## EXERCISE DIRECTIONS
Pictures do not belong in the copy; transcribe everything else in the records exactly.

((

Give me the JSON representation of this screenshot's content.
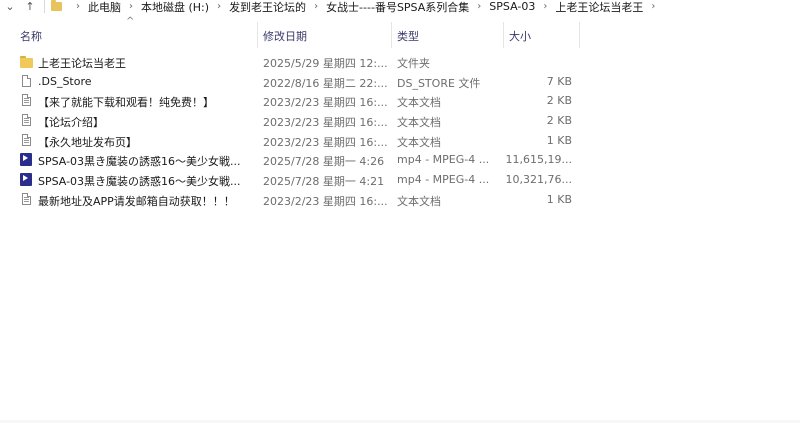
{
  "addressbar": {
    "nav_down": "⌄",
    "nav_up": "↑",
    "breadcrumbs": [
      "此电脑",
      "本地磁盘 (H:)",
      "发到老王论坛的",
      "女战士----番号SPSA系列合集",
      "SPSA-03",
      "上老王论坛当老王"
    ],
    "separator": "›"
  },
  "columns": {
    "name": "名称",
    "date": "修改日期",
    "type": "类型",
    "size": "大小",
    "sort_indicator": "^"
  },
  "files": [
    {
      "icon": "folder-icon",
      "name": "上老王论坛当老王",
      "date": "2025/5/29 星期四 12:...",
      "type": "文件夹",
      "size": ""
    },
    {
      "icon": "file-icon",
      "name": ".DS_Store",
      "date": "2022/8/16 星期二 22:...",
      "type": "DS_STORE 文件",
      "size": "7 KB"
    },
    {
      "icon": "text-file-icon",
      "name": "【来了就能下载和观看！纯免费！】",
      "date": "2023/2/23 星期四 16:...",
      "type": "文本文档",
      "size": "2 KB"
    },
    {
      "icon": "text-file-icon",
      "name": "【论坛介绍】",
      "date": "2023/2/23 星期四 16:...",
      "type": "文本文档",
      "size": "2 KB"
    },
    {
      "icon": "text-file-icon",
      "name": "【永久地址发布页】",
      "date": "2023/2/23 星期四 16:...",
      "type": "文本文档",
      "size": "1 KB"
    },
    {
      "icon": "video-file-icon",
      "name": "SPSA-03黒き魔装の誘惑16～美少女戦...",
      "date": "2025/7/28 星期一 4:26",
      "type": "mp4 - MPEG-4 ...",
      "size": "11,615,19..."
    },
    {
      "icon": "video-file-icon",
      "name": "SPSA-03黒き魔装の誘惑16～美少女戦...",
      "date": "2025/7/28 星期一 4:21",
      "type": "mp4 - MPEG-4 ...",
      "size": "10,321,76..."
    },
    {
      "icon": "text-file-icon",
      "name": "最新地址及APP请发邮箱自动获取！！！",
      "date": "2023/2/23 星期四 16:...",
      "type": "文本文档",
      "size": "1 KB"
    }
  ],
  "colors": {
    "folder": "#f0c95a",
    "mp4_icon": "#2b2d8c",
    "header_text": "#3a3a6a",
    "meta_text": "#6d6d6d"
  }
}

))

## FINISHED TASK
Give me the JSON representation of this screenshot's content.
{
  "addressbar": {
    "nav_down": "⌄",
    "nav_up": "↑",
    "breadcrumbs": [
      "此电脑",
      "本地磁盘 (H:)",
      "发到老王论坛的",
      "女战士----番号SPSA系列合集",
      "SPSA-03",
      "上老王论坛当老王"
    ],
    "separator": "›"
  },
  "columns": {
    "name": "名称",
    "date": "修改日期",
    "type": "类型",
    "size": "大小",
    "sort_indicator": "^"
  },
  "files": [
    {
      "icon": "folder-icon",
      "name": "上老王论坛当老王",
      "date": "2025/5/29 星期四 12:...",
      "type": "文件夹",
      "size": ""
    },
    {
      "icon": "file-icon",
      "name": ".DS_Store",
      "date": "2022/8/16 星期二 22:...",
      "type": "DS_STORE 文件",
      "size": "7 KB"
    },
    {
      "icon": "text-file-icon",
      "name": "【来了就能下载和观看！纯免费！】",
      "date": "2023/2/23 星期四 16:...",
      "type": "文本文档",
      "size": "2 KB"
    },
    {
      "icon": "text-file-icon",
      "name": "【论坛介绍】",
      "date": "2023/2/23 星期四 16:...",
      "type": "文本文档",
      "size": "2 KB"
    },
    {
      "icon": "text-file-icon",
      "name": "【永久地址发布页】",
      "date": "2023/2/23 星期四 16:...",
      "type": "文本文档",
      "size": "1 KB"
    },
    {
      "icon": "video-file-icon",
      "name": "SPSA-03黒き魔装の誘惑16～美少女戦...",
      "date": "2025/7/28 星期一 4:26",
      "type": "mp4 - MPEG-4 ...",
      "size": "11,615,19..."
    },
    {
      "icon": "video-file-icon",
      "name": "SPSA-03黒き魔装の誘惑16～美少女戦...",
      "date": "2025/7/28 星期一 4:21",
      "type": "mp4 - MPEG-4 ...",
      "size": "10,321,76..."
    },
    {
      "icon": "text-file-icon",
      "name": "最新地址及APP请发邮箱自动获取！！！",
      "date": "2023/2/23 星期四 16:...",
      "type": "文本文档",
      "size": "1 KB"
    }
  ],
  "colors": {
    "folder": "#f0c95a",
    "mp4_icon": "#2b2d8c",
    "header_text": "#3a3a6a",
    "meta_text": "#6d6d6d"
  }
}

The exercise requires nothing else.